DIRECTIONS: Your task is to extract every entry that follows word for word while excluding the pictures.

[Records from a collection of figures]

────

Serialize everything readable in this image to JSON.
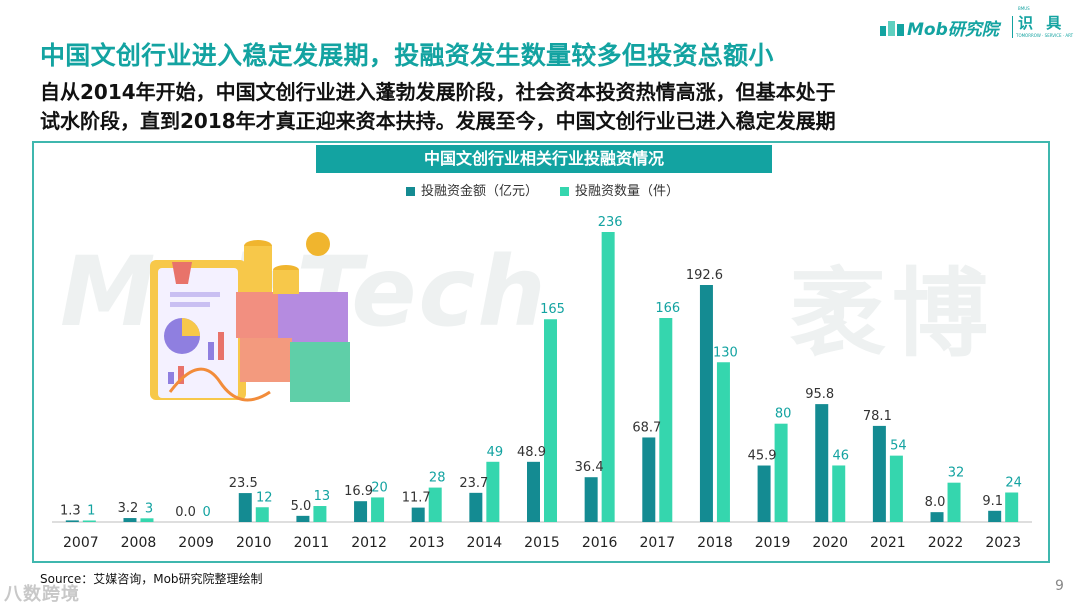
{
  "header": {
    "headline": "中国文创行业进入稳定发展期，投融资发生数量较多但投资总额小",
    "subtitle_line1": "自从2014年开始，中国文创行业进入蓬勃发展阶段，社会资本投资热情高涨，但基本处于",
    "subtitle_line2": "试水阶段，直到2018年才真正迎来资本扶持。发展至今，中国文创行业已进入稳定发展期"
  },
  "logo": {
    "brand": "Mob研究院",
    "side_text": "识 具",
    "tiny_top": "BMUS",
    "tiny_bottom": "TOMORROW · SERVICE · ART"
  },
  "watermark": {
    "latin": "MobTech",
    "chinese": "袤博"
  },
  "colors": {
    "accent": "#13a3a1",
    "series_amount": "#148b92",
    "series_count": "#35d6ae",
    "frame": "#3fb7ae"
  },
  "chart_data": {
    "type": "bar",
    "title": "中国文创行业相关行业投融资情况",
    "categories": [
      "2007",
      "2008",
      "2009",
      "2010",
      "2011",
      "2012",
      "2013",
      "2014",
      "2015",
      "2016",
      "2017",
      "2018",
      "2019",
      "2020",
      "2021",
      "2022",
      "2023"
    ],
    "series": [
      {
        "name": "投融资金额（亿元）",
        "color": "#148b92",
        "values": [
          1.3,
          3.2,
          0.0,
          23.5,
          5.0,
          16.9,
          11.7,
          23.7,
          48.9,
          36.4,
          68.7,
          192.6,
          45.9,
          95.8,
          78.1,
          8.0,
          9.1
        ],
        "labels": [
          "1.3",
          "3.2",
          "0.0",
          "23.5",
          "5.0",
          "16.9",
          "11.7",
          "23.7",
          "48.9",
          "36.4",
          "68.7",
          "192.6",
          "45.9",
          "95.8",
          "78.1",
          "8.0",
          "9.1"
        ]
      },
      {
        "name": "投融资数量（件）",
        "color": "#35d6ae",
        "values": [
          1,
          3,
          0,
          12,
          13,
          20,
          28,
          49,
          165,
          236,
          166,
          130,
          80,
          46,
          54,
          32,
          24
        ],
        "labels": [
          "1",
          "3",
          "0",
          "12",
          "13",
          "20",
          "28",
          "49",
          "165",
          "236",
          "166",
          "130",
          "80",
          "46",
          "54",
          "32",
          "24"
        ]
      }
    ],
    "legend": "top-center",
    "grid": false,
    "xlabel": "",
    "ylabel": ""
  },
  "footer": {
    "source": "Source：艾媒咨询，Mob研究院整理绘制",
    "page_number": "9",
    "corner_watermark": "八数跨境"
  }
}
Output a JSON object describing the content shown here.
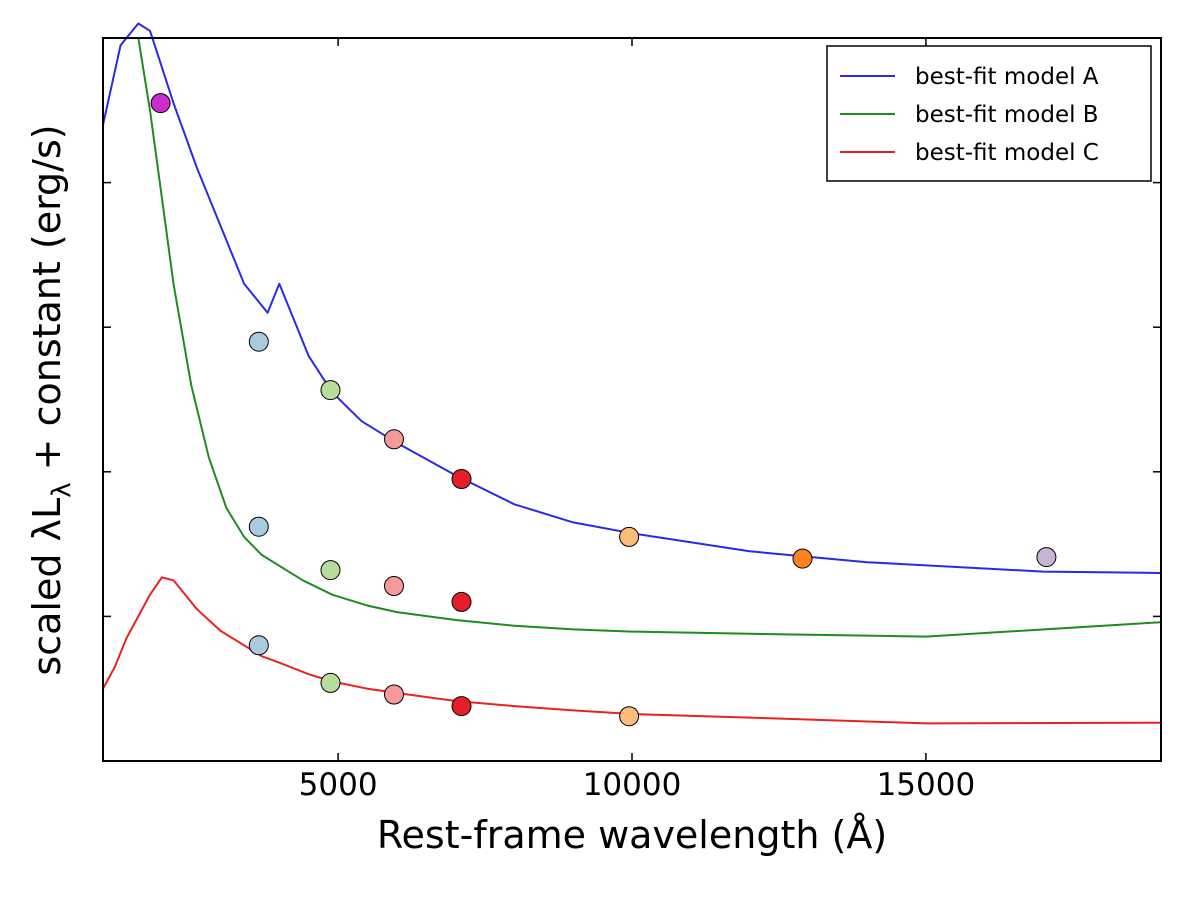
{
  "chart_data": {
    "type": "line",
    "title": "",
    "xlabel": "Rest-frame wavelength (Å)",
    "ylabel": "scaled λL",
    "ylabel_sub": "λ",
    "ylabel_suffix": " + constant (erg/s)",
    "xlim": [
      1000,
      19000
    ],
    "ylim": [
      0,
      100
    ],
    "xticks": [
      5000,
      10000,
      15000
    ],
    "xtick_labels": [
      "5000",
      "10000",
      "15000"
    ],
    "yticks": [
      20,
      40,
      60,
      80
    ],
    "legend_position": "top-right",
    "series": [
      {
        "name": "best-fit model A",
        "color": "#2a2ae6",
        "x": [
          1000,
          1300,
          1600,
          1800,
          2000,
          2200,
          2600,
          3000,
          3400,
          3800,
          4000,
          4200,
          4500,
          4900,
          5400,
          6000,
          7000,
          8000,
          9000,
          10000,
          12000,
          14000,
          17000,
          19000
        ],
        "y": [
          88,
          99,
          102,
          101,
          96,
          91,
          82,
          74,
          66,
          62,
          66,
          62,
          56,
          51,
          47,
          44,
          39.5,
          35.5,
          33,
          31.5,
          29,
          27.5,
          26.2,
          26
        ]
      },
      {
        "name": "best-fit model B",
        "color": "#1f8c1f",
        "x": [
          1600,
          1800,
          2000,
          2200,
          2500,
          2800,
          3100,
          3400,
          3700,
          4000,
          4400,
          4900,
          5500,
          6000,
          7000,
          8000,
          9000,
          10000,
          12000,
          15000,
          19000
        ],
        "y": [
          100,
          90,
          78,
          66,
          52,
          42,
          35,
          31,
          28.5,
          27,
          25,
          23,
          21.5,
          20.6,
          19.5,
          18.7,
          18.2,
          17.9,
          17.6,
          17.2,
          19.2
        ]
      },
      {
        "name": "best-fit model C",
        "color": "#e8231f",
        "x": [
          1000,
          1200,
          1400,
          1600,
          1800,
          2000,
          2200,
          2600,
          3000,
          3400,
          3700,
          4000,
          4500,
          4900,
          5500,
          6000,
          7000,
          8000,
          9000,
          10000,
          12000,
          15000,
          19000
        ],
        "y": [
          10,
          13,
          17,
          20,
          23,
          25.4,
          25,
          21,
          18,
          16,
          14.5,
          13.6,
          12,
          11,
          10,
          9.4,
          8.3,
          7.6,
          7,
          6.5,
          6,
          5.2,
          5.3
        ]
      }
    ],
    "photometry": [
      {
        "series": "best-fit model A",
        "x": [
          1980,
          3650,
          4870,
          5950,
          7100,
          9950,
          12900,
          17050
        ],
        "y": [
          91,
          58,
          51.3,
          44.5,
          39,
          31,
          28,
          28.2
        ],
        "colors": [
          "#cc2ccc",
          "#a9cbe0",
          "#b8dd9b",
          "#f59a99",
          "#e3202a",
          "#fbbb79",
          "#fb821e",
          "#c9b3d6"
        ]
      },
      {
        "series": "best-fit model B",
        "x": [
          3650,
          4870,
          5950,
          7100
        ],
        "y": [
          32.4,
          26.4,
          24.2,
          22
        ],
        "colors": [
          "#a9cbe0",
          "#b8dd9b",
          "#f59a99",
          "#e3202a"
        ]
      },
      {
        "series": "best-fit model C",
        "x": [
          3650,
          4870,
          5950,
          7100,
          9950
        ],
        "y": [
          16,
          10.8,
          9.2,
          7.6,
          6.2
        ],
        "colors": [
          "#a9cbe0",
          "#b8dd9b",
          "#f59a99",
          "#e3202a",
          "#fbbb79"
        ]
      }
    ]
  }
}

────

COMPLETED EXERCISE:
Serialize everything readable in this image to JSON.
{
  "header": {
    "headline": "中国文创行业进入稳定发展期，投融资发生数量较多但投资总额小",
    "subtitle_line1": "自从2014年开始，中国文创行业进入蓬勃发展阶段，社会资本投资热情高涨，但基本处于",
    "subtitle_line2": "试水阶段，直到2018年才真正迎来资本扶持。发展至今，中国文创行业已进入稳定发展期"
  },
  "logo": {
    "brand": "Mob研究院",
    "side_text": "识 具",
    "tiny_top": "BMUS",
    "tiny_bottom": "TOMORROW · SERVICE · ART"
  },
  "watermark": {
    "latin": "MobTech",
    "chinese": "袤博"
  },
  "colors": {
    "accent": "#13a3a1",
    "series_amount": "#148b92",
    "series_count": "#35d6ae",
    "frame": "#3fb7ae"
  },
  "chart_data": {
    "type": "bar",
    "title": "中国文创行业相关行业投融资情况",
    "categories": [
      "2007",
      "2008",
      "2009",
      "2010",
      "2011",
      "2012",
      "2013",
      "2014",
      "2015",
      "2016",
      "2017",
      "2018",
      "2019",
      "2020",
      "2021",
      "2022",
      "2023"
    ],
    "series": [
      {
        "name": "投融资金额（亿元）",
        "color": "#148b92",
        "values": [
          1.3,
          3.2,
          0.0,
          23.5,
          5.0,
          16.9,
          11.7,
          23.7,
          48.9,
          36.4,
          68.7,
          192.6,
          45.9,
          95.8,
          78.1,
          8.0,
          9.1
        ],
        "labels": [
          "1.3",
          "3.2",
          "0.0",
          "23.5",
          "5.0",
          "16.9",
          "11.7",
          "23.7",
          "48.9",
          "36.4",
          "68.7",
          "192.6",
          "45.9",
          "95.8",
          "78.1",
          "8.0",
          "9.1"
        ]
      },
      {
        "name": "投融资数量（件）",
        "color": "#35d6ae",
        "values": [
          1,
          3,
          0,
          12,
          13,
          20,
          28,
          49,
          165,
          236,
          166,
          130,
          80,
          46,
          54,
          32,
          24
        ],
        "labels": [
          "1",
          "3",
          "0",
          "12",
          "13",
          "20",
          "28",
          "49",
          "165",
          "236",
          "166",
          "130",
          "80",
          "46",
          "54",
          "32",
          "24"
        ]
      }
    ],
    "legend": "top-center",
    "grid": false,
    "xlabel": "",
    "ylabel": ""
  },
  "footer": {
    "source": "Source：艾媒咨询，Mob研究院整理绘制",
    "page_number": "9",
    "corner_watermark": "八数跨境"
  }
}
Output a JSON object describing the content shown here.
{
  "chart_data": {
    "type": "line",
    "title": "",
    "xlabel": "Rest-frame wavelength (Å)",
    "ylabel": "scaled λL",
    "ylabel_sub": "λ",
    "ylabel_suffix": " + constant (erg/s)",
    "xlim": [
      1000,
      19000
    ],
    "ylim": [
      0,
      100
    ],
    "xticks": [
      5000,
      10000,
      15000
    ],
    "xtick_labels": [
      "5000",
      "10000",
      "15000"
    ],
    "yticks": [
      20,
      40,
      60,
      80
    ],
    "legend_position": "top-right",
    "series": [
      {
        "name": "best-fit model A",
        "color": "#2a2ae6",
        "x": [
          1000,
          1300,
          1600,
          1800,
          2000,
          2200,
          2600,
          3000,
          3400,
          3800,
          4000,
          4200,
          4500,
          4900,
          5400,
          6000,
          7000,
          8000,
          9000,
          10000,
          12000,
          14000,
          17000,
          19000
        ],
        "y": [
          88,
          99,
          102,
          101,
          96,
          91,
          82,
          74,
          66,
          62,
          66,
          62,
          56,
          51,
          47,
          44,
          39.5,
          35.5,
          33,
          31.5,
          29,
          27.5,
          26.2,
          26
        ]
      },
      {
        "name": "best-fit model B",
        "color": "#1f8c1f",
        "x": [
          1600,
          1800,
          2000,
          2200,
          2500,
          2800,
          3100,
          3400,
          3700,
          4000,
          4400,
          4900,
          5500,
          6000,
          7000,
          8000,
          9000,
          10000,
          12000,
          15000,
          19000
        ],
        "y": [
          100,
          90,
          78,
          66,
          52,
          42,
          35,
          31,
          28.5,
          27,
          25,
          23,
          21.5,
          20.6,
          19.5,
          18.7,
          18.2,
          17.9,
          17.6,
          17.2,
          19.2
        ]
      },
      {
        "name": "best-fit model C",
        "color": "#e8231f",
        "x": [
          1000,
          1200,
          1400,
          1600,
          1800,
          2000,
          2200,
          2600,
          3000,
          3400,
          3700,
          4000,
          4500,
          4900,
          5500,
          6000,
          7000,
          8000,
          9000,
          10000,
          12000,
          15000,
          19000
        ],
        "y": [
          10,
          13,
          17,
          20,
          23,
          25.4,
          25,
          21,
          18,
          16,
          14.5,
          13.6,
          12,
          11,
          10,
          9.4,
          8.3,
          7.6,
          7,
          6.5,
          6,
          5.2,
          5.3
        ]
      }
    ],
    "photometry": [
      {
        "series": "best-fit model A",
        "x": [
          1980,
          3650,
          4870,
          5950,
          7100,
          9950,
          12900,
          17050
        ],
        "y": [
          91,
          58,
          51.3,
          44.5,
          39,
          31,
          28,
          28.2
        ],
        "colors": [
          "#cc2ccc",
          "#a9cbe0",
          "#b8dd9b",
          "#f59a99",
          "#e3202a",
          "#fbbb79",
          "#fb821e",
          "#c9b3d6"
        ]
      },
      {
        "series": "best-fit model B",
        "x": [
          3650,
          4870,
          5950,
          7100
        ],
        "y": [
          32.4,
          26.4,
          24.2,
          22
        ],
        "colors": [
          "#a9cbe0",
          "#b8dd9b",
          "#f59a99",
          "#e3202a"
        ]
      },
      {
        "series": "best-fit model C",
        "x": [
          3650,
          4870,
          5950,
          7100,
          9950
        ],
        "y": [
          16,
          10.8,
          9.2,
          7.6,
          6.2
        ],
        "colors": [
          "#a9cbe0",
          "#b8dd9b",
          "#f59a99",
          "#e3202a",
          "#fbbb79"
        ]
      }
    ]
  }
}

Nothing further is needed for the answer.